=== Objective ===
Without the pictures, can you quote each line below exactly?

[start Exercise materials]

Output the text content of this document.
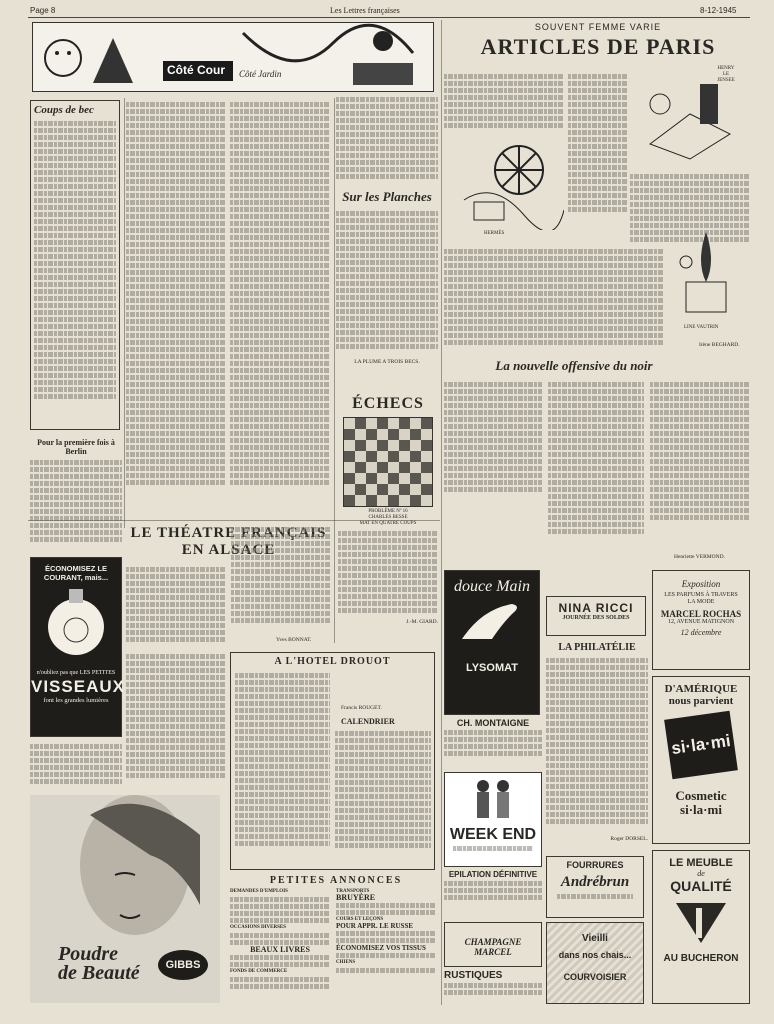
Page 8	Les Lettres françaises	8-12-1945
Côté Cour Côté Jardin
SOUVENT FEMME VARIE
ARTICLES DE PARIS
HENRY
LE
JENSEE
HERMÈS
LINE VAUTRIN
Irène BEGHARD.
Coups de bec
Sur les Planches
LA PLUME A TROIS BECS.
ÉCHECS

PROBLÈME Nº 16
CHARLES BESSE
MAT EN QUATRE COUPS
J.-M. GIARD.
Pour la première fois à Berlin
ÉCONOMISEZ LE COURANT, mais...
n'oubliez pas que LES PETITES
VISSEAUX
font les grandes lumières
Poudre
de Beauté	GIBBS
LE THÉATRE FRANÇAIS EN ALSACE
Yves BONNAT.
A L'HOTEL DROUOT
Francis ROUGET.
CALENDRIER
PETITES ANNONCES
DEMANDES D'EMPLOIS
OCCASIONS DIVERSES
BEAUX LIVRES
FONDS DE COMMERCE
TRANSPORTS
BRUYÈRE
COURS ET LEÇONS
POUR APPR. LE RUSSE
ÉCONOMISEZ VOS TISSUS
CHIENS
La nouvelle offensive du noir
Henriette VERMOND.
douce Main
LYSOMAT
NINA RICCI
JOURNÉE DES SOLDES
Exposition
LES PARFUMS À TRAVERS LA MODE
MARCEL ROCHAS
12, AVENUE MATIGNON
12 décembre
LA PHILATÉLIE
Roger DORSEL.
CH. MONTAIGNE
WEEK END
EPILATION DÉFINITIVE
CHAMPAGNE MARCEL
RUSTIQUES
FOURRURES
Andrébrun
Vieilli
dans nos chais...
COURVOISIER
D'AMÉRIQUE nous parvient
si·la·mi
Cosmetic si·la·mi
LE MEUBLE
de
QUALITÉ
AU BUCHERON
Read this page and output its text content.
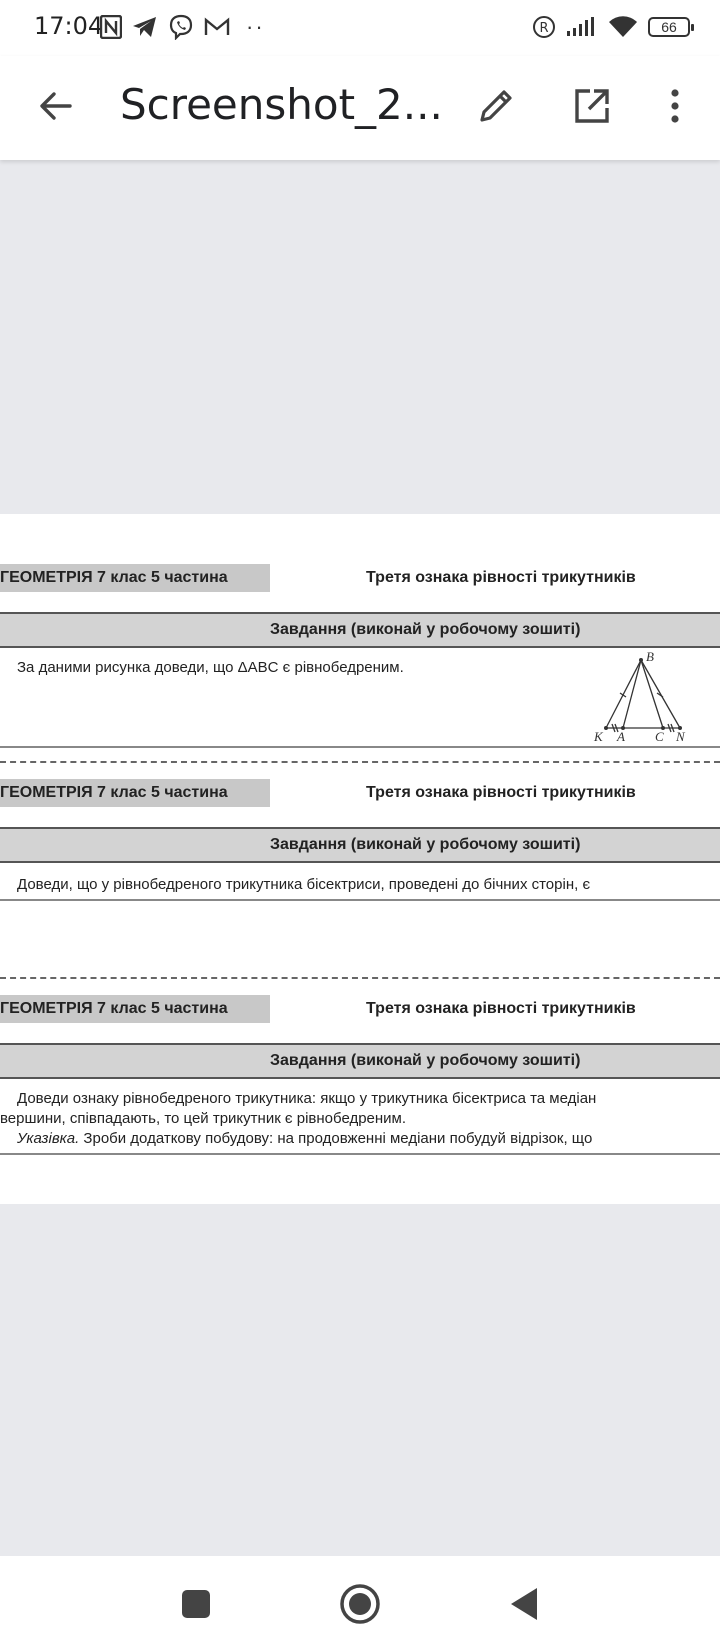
17:04	··	R	66
Screenshot_2...
ГЕОМЕТРІЯ 7 клас 5 частина	Третя ознака рівності трикутників
Завдання (виконай у робочому зошиті)
За даними рисунка доведи, що ΔABC є рівнобедреним.
B
K A C N
ГЕОМЕТРІЯ 7 клас 5 частина	Третя ознака рівності трикутників
Завдання (виконай у робочому зошиті)
Доведи, що у рівнобедреного трикутника бісектриси, проведені до бічних сторін, є
ГЕОМЕТРІЯ 7 клас 5 частина	Третя ознака рівності трикутників
Завдання (виконай у робочому зошиті)
Доведи ознаку рівнобедреного трикутника: якщо у трикутника бісектриса та медіан
вершини, співпадають, то цей трикутник є рівнобедреним.
Указівка. Зроби додаткову побудову: на продовженні медіани побудуй відрізок, що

[end Exercise materials]

=== Task result ===
Output the text content of this document.
Page 8	Les Lettres françaises	8-12-1945
Côté Cour Côté Jardin
SOUVENT FEMME VARIE
ARTICLES DE PARIS
HENRY
LE
JENSEE
HERMÈS
LINE VAUTRIN
Irène BEGHARD.
Coups de bec
Sur les Planches
LA PLUME A TROIS BECS.
ÉCHECS

PROBLÈME Nº 16
CHARLES BESSE
MAT EN QUATRE COUPS
J.-M. GIARD.
Pour la première fois à Berlin
ÉCONOMISEZ LE COURANT, mais...
n'oubliez pas que LES PETITES
VISSEAUX
font les grandes lumières
Poudre
de Beauté	GIBBS
LE THÉATRE FRANÇAIS EN ALSACE
Yves BONNAT.
A L'HOTEL DROUOT
Francis ROUGET.
CALENDRIER
PETITES ANNONCES
DEMANDES D'EMPLOIS
OCCASIONS DIVERSES
BEAUX LIVRES
FONDS DE COMMERCE
TRANSPORTS
BRUYÈRE
COURS ET LEÇONS
POUR APPR. LE RUSSE
ÉCONOMISEZ VOS TISSUS
CHIENS
La nouvelle offensive du noir
Henriette VERMOND.
douce Main
LYSOMAT
NINA RICCI
JOURNÉE DES SOLDES
Exposition
LES PARFUMS À TRAVERS LA MODE
MARCEL ROCHAS
12, AVENUE MATIGNON
12 décembre
LA PHILATÉLIE
Roger DORSEL.
CH. MONTAIGNE
WEEK END
EPILATION DÉFINITIVE
CHAMPAGNE MARCEL
RUSTIQUES
FOURRURES
Andrébrun
Vieilli
dans nos chais...
COURVOISIER
D'AMÉRIQUE nous parvient
si·la·mi
Cosmetic si·la·mi
LE MEUBLE
de
QUALITÉ
AU BUCHERON
Read this page and output its text content.
17:04	··	R	66
Screenshot_2...
ГЕОМЕТРІЯ 7 клас 5 частина	Третя ознака рівності трикутників
Завдання (виконай у робочому зошиті)
За даними рисунка доведи, що ΔABC є рівнобедреним.
B
K A C N
ГЕОМЕТРІЯ 7 клас 5 частина	Третя ознака рівності трикутників
Завдання (виконай у робочому зошиті)
Доведи, що у рівнобедреного трикутника бісектриси, проведені до бічних сторін, є
ГЕОМЕТРІЯ 7 клас 5 частина	Третя ознака рівності трикутників
Завдання (виконай у робочому зошиті)
Доведи ознаку рівнобедреного трикутника: якщо у трикутника бісектриса та медіан
вершини, співпадають, то цей трикутник є рівнобедреним.
Указівка. Зроби додаткову побудову: на продовженні медіани побудуй відрізок, що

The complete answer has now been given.